▸ DATA SECTION:
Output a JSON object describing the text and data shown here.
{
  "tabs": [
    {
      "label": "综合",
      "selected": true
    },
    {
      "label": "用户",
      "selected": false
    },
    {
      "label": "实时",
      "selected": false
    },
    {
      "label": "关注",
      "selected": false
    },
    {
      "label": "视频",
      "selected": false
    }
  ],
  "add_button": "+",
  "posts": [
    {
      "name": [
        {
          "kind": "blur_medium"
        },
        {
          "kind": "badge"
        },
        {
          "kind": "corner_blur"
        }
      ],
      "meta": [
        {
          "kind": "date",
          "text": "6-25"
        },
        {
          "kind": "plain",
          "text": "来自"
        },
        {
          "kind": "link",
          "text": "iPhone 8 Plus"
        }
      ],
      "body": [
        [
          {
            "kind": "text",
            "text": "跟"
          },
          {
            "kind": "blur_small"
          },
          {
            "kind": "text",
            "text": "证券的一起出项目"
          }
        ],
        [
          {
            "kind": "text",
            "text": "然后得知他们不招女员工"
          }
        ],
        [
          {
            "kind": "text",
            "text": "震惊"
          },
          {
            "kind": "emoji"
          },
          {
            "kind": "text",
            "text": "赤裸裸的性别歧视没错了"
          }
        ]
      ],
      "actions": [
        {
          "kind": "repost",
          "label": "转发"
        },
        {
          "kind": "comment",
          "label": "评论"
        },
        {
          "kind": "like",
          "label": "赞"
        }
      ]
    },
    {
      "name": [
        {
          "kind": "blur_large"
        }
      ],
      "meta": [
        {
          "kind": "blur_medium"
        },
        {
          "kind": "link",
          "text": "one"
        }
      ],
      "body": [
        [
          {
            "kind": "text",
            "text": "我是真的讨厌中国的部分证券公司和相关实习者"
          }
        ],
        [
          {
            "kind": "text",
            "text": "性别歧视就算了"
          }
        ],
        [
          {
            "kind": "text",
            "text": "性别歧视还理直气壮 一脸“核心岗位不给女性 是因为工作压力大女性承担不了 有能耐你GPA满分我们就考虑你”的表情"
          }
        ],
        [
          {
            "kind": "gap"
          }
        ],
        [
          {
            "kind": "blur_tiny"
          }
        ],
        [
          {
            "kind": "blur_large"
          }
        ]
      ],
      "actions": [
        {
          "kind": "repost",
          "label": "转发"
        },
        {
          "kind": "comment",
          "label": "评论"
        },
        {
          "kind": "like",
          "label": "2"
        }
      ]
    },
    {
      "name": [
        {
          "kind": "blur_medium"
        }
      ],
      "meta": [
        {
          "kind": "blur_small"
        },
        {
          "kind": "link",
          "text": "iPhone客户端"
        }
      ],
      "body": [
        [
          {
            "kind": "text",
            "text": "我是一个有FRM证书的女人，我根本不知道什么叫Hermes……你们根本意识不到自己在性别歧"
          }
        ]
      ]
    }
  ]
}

▸ WRITTEN REQUEST: Your task is to reproduce the whole listing exactly.

▸ TASK SOLUTION:
Output a JSON object describing the text and data shown here.
{
  "tabs": [
    {
      "label": "综合",
      "selected": true
    },
    {
      "label": "用户",
      "selected": false
    },
    {
      "label": "实时",
      "selected": false
    },
    {
      "label": "关注",
      "selected": false
    },
    {
      "label": "视频",
      "selected": false
    }
  ],
  "add_button": "+",
  "posts": [
    {
      "name": [
        {
          "kind": "blur_medium"
        },
        {
          "kind": "badge"
        },
        {
          "kind": "corner_blur"
        }
      ],
      "meta": [
        {
          "kind": "date",
          "text": "6-25"
        },
        {
          "kind": "plain",
          "text": "来自"
        },
        {
          "kind": "link",
          "text": "iPhone 8 Plus"
        }
      ],
      "body": [
        [
          {
            "kind": "text",
            "text": "跟"
          },
          {
            "kind": "blur_small"
          },
          {
            "kind": "text",
            "text": "证券的一起出项目"
          }
        ],
        [
          {
            "kind": "text",
            "text": "然后得知他们不招女员工"
          }
        ],
        [
          {
            "kind": "text",
            "text": "震惊"
          },
          {
            "kind": "emoji"
          },
          {
            "kind": "text",
            "text": "赤裸裸的性别歧视没错了"
          }
        ]
      ],
      "actions": [
        {
          "kind": "repost",
          "label": "转发"
        },
        {
          "kind": "comment",
          "label": "评论"
        },
        {
          "kind": "like",
          "label": "赞"
        }
      ]
    },
    {
      "name": [
        {
          "kind": "blur_large"
        }
      ],
      "meta": [
        {
          "kind": "blur_medium"
        },
        {
          "kind": "link",
          "text": "one"
        }
      ],
      "body": [
        [
          {
            "kind": "text",
            "text": "我是真的讨厌中国的部分证券公司和相关实习者"
          }
        ],
        [
          {
            "kind": "text",
            "text": "性别歧视就算了"
          }
        ],
        [
          {
            "kind": "text",
            "text": "性别歧视还理直气壮 一脸“核心岗位不给女性 是因为工作压力大女性承担不了 有能耐你GPA满分我们就考虑你”的表情"
          }
        ],
        [
          {
            "kind": "gap"
          }
        ],
        [
          {
            "kind": "blur_tiny"
          }
        ],
        [
          {
            "kind": "blur_large"
          }
        ]
      ],
      "actions": [
        {
          "kind": "repost",
          "label": "转发"
        },
        {
          "kind": "comment",
          "label": "评论"
        },
        {
          "kind": "like",
          "label": "2"
        }
      ]
    },
    {
      "name": [
        {
          "kind": "blur_medium"
        }
      ],
      "meta": [
        {
          "kind": "blur_small"
        },
        {
          "kind": "link",
          "text": "iPhone客户端"
        }
      ],
      "body": [
        [
          {
            "kind": "text",
            "text": "我是一个有FRM证书的女人，我根本不知道什么叫Hermes……你们根本意识不到自己在性别歧"
          }
        ]
      ]
    }
  ]
}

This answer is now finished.